__Work to be completed__. Print all of the lines exactly. Any picture among them stays out.

-- start Record extracts --

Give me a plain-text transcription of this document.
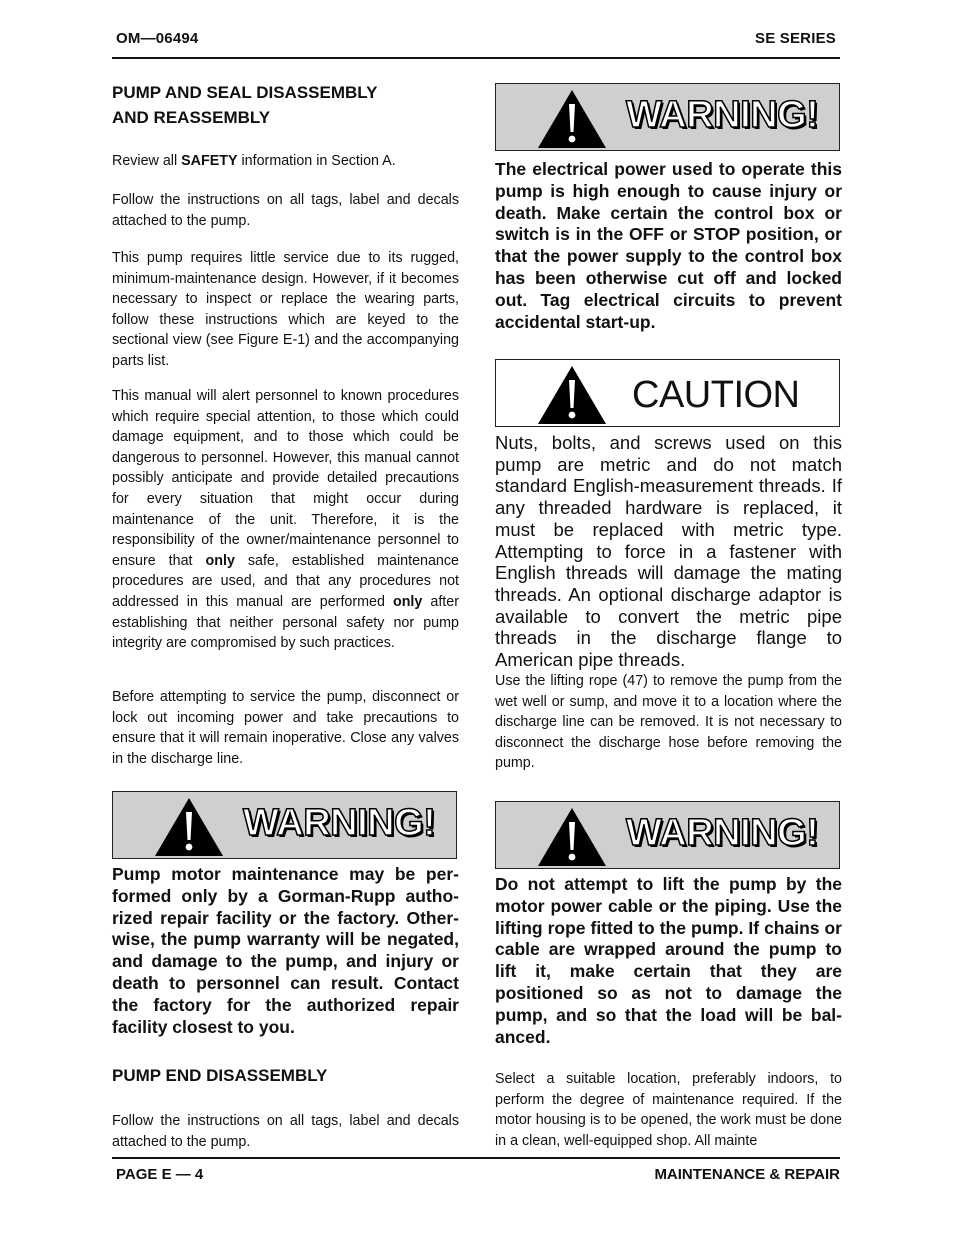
OM—06494	SE SERIES
PUMP AND SEAL DISASSEMBLY
AND REASSEMBLY

Review all SAFETY information in Section A.

Follow the instructions on all tags, label and decals attached to the pump.

This pump requires little service due to its rugged, minimum‑maintenance design. However, if it becomes necessary to inspect or replace the wearing parts, follow these instructions which are keyed to the sectional view (see Figure E‑1) and the accompanying parts list.

This manual will alert personnel to known procedures which require special attention, to those which could damage equipment, and to those which could be dangerous to personnel. However, this manual cannot possibly anticipate and provide detailed precautions for every situation that might occur during maintenance of the unit. Therefore, it is the responsibility of the owner/maintenance personnel to ensure that only safe, established maintenance procedures are used, and that any procedures not addressed in this manual are performed only after establishing that neither personal safety nor pump integrity are compromised by such practices.

Before attempting to service the pump, disconnect or lock out incoming power and take precautions to ensure that it will remain inoperative. Close any valves in the discharge line.

WARNING!

Pump motor maintenance may be performed only by a Gorman‑Rupp authorized repair facility or the factory. Otherwise, the pump warranty will be negated, and damage to the pump, and injury or death to personnel can result. Contact the factory for the authorized repair facility closest to you.

PUMP END DISASSEMBLY

Follow the instructions on all tags, label and decals attached to the pump.

WARNING!

The electrical power used to operate this pump is high enough to cause injury or death. Make certain the control box or switch is in the OFF or STOP position, or that the power supply to the control box has been otherwise cut off and locked out. Tag electrical circuits to prevent accidental start‑up.

CAUTION

Nuts, bolts, and screws used on this pump are metric and do not match standard English‑measurement threads. If any threaded hardware is replaced, it must be replaced with metric type. Attempting to force in a fastener with English threads will damage the mating threads. An optional discharge adaptor is available to convert the metric pipe threads in the discharge flange to American pipe threads.

Use the lifting rope (47) to remove the pump from the wet well or sump, and move it to a location where the discharge line can be removed. It is not necessary to disconnect the discharge hose before removing the pump.

WARNING!

Do not attempt to lift the pump by the motor power cable or the piping. Use the lifting rope fitted to the pump. If chains or cable are wrapped around the pump to lift it, make certain that they are positioned so as not to damage the pump, and so that the load will be balanced.

Select a suitable location, preferably indoors, to perform the degree of maintenance required. If the motor housing is to be opened, the work must be done in a clean, well‑equipped shop. All mainte

PAGE E — 4	MAINTENANCE & REPAIR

-- end Record extracts --

__Exercise answer__.
Give me a plain-text transcription of this document.
OM—06494	SE SERIES
PUMP AND SEAL DISASSEMBLY
AND REASSEMBLY

Review all SAFETY information in Section A.

Follow the instructions on all tags, label and decals attached to the pump.

This pump requires little service due to its rugged, minimum‑maintenance design. However, if it becomes necessary to inspect or replace the wearing parts, follow these instructions which are keyed to the sectional view (see Figure E‑1) and the accompanying parts list.

This manual will alert personnel to known procedures which require special attention, to those which could damage equipment, and to those which could be dangerous to personnel. However, this manual cannot possibly anticipate and provide detailed precautions for every situation that might occur during maintenance of the unit. Therefore, it is the responsibility of the owner/maintenance personnel to ensure that only safe, established maintenance procedures are used, and that any procedures not addressed in this manual are performed only after establishing that neither personal safety nor pump integrity are compromised by such practices.

Before attempting to service the pump, disconnect or lock out incoming power and take precautions to ensure that it will remain inoperative. Close any valves in the discharge line.

WARNING!

Pump motor maintenance may be performed only by a Gorman‑Rupp authorized repair facility or the factory. Otherwise, the pump warranty will be negated, and damage to the pump, and injury or death to personnel can result. Contact the factory for the authorized repair facility closest to you.

PUMP END DISASSEMBLY

Follow the instructions on all tags, label and decals attached to the pump.

WARNING!

The electrical power used to operate this pump is high enough to cause injury or death. Make certain the control box or switch is in the OFF or STOP position, or that the power supply to the control box has been otherwise cut off and locked out. Tag electrical circuits to prevent accidental start‑up.

CAUTION

Nuts, bolts, and screws used on this pump are metric and do not match standard English‑measurement threads. If any threaded hardware is replaced, it must be replaced with metric type. Attempting to force in a fastener with English threads will damage the mating threads. An optional discharge adaptor is available to convert the metric pipe threads in the discharge flange to American pipe threads.

Use the lifting rope (47) to remove the pump from the wet well or sump, and move it to a location where the discharge line can be removed. It is not necessary to disconnect the discharge hose before removing the pump.

WARNING!

Do not attempt to lift the pump by the motor power cable or the piping. Use the lifting rope fitted to the pump. If chains or cable are wrapped around the pump to lift it, make certain that they are positioned so as not to damage the pump, and so that the load will be balanced.

Select a suitable location, preferably indoors, to perform the degree of maintenance required. If the motor housing is to be opened, the work must be done in a clean, well‑equipped shop. All mainte

PAGE E — 4	MAINTENANCE & REPAIR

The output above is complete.